> EXERCISE GOAL:
Pick out the lines below with "JSON" and list them.

> SOURCE RECORDS:

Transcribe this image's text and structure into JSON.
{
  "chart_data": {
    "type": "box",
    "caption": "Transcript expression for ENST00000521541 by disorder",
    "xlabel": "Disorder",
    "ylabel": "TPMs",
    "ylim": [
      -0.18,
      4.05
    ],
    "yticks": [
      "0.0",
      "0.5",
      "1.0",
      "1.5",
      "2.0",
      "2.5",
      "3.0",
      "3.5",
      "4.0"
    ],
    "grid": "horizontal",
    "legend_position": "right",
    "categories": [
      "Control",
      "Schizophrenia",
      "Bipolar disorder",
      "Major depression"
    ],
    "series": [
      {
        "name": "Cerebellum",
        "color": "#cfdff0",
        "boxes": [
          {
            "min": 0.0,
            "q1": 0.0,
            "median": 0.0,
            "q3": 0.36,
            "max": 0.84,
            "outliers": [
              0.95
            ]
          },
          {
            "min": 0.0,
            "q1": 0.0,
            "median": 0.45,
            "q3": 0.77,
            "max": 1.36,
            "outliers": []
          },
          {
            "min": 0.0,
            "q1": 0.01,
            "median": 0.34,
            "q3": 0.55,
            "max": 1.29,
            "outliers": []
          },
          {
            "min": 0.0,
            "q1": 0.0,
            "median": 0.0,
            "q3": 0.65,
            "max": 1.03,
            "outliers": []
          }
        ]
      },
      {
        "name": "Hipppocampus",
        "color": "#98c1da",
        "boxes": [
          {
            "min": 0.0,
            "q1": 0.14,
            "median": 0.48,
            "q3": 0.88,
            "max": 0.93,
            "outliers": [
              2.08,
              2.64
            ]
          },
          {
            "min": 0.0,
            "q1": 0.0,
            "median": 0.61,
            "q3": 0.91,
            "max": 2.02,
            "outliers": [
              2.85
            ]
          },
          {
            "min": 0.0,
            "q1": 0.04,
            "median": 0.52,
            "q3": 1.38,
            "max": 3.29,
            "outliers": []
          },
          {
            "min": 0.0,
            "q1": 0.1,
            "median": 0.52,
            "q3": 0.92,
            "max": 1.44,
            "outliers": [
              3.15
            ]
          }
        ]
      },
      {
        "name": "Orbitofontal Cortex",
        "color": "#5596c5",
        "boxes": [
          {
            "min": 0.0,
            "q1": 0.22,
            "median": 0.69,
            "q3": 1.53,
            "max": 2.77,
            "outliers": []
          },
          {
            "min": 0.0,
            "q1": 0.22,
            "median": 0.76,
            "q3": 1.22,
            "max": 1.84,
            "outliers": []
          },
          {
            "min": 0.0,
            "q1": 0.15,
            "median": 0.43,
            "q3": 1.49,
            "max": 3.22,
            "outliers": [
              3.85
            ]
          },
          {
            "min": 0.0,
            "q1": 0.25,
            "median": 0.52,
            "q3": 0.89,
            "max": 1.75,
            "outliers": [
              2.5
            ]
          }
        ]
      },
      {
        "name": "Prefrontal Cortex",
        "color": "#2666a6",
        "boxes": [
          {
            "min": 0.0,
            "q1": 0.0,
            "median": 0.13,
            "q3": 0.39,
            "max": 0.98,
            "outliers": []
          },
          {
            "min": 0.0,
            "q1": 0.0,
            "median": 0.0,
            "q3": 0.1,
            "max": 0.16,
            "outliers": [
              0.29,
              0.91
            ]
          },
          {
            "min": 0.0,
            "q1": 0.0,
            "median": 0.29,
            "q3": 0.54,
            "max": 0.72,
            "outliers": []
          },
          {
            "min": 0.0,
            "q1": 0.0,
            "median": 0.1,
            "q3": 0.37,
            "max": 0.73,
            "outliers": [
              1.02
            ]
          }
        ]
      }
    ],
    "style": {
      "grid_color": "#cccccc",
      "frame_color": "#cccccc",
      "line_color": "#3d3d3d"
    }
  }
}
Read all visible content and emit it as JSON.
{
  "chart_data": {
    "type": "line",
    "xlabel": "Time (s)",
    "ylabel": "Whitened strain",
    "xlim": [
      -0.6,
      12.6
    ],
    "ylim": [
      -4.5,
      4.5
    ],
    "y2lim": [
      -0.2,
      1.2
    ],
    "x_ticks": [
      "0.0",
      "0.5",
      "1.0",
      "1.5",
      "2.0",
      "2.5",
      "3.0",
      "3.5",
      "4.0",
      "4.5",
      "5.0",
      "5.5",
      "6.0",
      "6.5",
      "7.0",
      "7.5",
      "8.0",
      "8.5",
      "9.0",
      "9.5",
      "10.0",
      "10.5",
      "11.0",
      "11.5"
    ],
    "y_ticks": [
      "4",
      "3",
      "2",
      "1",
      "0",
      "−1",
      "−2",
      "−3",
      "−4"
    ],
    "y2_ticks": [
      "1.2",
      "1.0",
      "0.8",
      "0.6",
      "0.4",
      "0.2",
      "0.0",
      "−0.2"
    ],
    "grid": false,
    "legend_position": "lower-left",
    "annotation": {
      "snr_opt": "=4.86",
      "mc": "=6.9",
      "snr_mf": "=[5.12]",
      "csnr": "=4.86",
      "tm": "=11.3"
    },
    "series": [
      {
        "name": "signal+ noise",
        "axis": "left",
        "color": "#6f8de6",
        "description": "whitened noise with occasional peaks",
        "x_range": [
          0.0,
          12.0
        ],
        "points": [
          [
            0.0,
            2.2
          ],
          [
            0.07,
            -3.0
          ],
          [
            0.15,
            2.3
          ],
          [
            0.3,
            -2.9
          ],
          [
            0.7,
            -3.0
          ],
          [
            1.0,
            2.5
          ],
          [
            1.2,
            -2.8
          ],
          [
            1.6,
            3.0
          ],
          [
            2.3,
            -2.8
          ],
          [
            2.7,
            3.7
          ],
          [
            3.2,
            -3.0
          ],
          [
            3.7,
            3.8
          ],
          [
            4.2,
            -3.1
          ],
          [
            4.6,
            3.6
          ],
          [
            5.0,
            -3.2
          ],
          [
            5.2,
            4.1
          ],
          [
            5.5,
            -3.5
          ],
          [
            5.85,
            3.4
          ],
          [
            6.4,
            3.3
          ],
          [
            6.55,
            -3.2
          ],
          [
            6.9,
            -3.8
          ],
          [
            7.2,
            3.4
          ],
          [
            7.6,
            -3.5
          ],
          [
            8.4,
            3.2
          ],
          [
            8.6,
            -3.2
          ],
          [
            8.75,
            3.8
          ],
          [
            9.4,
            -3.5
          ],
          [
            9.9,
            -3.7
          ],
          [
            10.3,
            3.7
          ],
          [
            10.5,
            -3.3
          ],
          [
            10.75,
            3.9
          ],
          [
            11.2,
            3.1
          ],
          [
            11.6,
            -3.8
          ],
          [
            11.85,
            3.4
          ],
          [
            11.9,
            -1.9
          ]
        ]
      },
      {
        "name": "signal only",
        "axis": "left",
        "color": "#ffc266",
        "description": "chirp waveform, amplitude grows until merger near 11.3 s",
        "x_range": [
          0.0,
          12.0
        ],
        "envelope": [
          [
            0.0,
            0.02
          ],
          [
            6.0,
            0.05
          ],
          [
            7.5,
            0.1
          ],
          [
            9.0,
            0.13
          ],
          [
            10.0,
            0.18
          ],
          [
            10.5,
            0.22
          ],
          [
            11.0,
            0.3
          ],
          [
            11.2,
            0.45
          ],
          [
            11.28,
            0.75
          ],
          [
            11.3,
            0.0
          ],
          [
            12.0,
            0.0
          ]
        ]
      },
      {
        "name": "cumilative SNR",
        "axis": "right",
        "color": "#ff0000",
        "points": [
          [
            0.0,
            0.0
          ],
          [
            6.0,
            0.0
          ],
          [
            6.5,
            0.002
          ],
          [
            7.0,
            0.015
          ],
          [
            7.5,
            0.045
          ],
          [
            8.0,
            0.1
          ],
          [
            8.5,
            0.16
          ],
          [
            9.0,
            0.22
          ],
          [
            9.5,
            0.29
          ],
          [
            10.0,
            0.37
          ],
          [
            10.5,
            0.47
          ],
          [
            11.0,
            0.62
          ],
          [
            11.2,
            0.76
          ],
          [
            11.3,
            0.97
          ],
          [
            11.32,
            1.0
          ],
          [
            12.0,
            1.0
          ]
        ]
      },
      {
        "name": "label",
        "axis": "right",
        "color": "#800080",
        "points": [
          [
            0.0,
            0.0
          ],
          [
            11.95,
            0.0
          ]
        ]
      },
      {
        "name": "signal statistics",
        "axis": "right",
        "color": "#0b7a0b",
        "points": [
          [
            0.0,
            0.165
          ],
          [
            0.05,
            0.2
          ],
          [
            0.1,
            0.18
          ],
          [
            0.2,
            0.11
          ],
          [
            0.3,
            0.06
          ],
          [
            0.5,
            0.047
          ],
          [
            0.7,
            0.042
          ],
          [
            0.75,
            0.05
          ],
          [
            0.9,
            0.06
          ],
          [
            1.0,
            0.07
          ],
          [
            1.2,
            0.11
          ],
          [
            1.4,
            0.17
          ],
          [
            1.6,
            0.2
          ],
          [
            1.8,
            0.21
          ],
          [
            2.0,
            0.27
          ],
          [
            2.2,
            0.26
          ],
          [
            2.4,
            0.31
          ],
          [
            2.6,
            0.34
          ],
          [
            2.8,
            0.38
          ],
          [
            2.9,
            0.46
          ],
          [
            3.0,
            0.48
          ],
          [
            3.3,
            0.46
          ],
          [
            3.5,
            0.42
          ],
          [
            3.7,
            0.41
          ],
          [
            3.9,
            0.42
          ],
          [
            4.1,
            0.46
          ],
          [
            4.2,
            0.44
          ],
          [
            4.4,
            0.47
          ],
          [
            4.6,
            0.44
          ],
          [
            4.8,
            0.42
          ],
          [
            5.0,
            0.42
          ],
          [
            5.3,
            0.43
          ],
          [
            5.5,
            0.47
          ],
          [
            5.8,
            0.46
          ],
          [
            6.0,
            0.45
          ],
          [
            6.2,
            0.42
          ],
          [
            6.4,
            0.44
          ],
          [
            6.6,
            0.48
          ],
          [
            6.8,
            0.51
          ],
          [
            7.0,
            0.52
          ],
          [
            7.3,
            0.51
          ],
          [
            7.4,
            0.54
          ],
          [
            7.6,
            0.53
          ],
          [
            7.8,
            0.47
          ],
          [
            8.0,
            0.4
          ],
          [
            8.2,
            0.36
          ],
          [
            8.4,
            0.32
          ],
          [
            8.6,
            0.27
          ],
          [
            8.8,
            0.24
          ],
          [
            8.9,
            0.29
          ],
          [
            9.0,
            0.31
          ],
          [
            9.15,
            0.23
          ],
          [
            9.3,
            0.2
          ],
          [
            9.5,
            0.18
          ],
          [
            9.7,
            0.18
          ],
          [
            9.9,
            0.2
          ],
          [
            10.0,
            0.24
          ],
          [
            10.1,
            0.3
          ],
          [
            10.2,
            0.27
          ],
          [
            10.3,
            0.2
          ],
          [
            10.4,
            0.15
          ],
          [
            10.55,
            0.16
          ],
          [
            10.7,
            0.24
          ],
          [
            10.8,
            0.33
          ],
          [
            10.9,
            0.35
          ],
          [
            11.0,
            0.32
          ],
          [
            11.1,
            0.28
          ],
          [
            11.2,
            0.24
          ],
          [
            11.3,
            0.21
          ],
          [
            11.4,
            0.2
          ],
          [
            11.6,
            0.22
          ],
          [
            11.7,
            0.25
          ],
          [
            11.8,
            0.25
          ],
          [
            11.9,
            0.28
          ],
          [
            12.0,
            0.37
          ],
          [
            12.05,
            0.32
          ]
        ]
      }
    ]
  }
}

> SOLUTION BELOW:
Transcribe this image's text and structure into JSON.
Read all visible content and emit it as JSON.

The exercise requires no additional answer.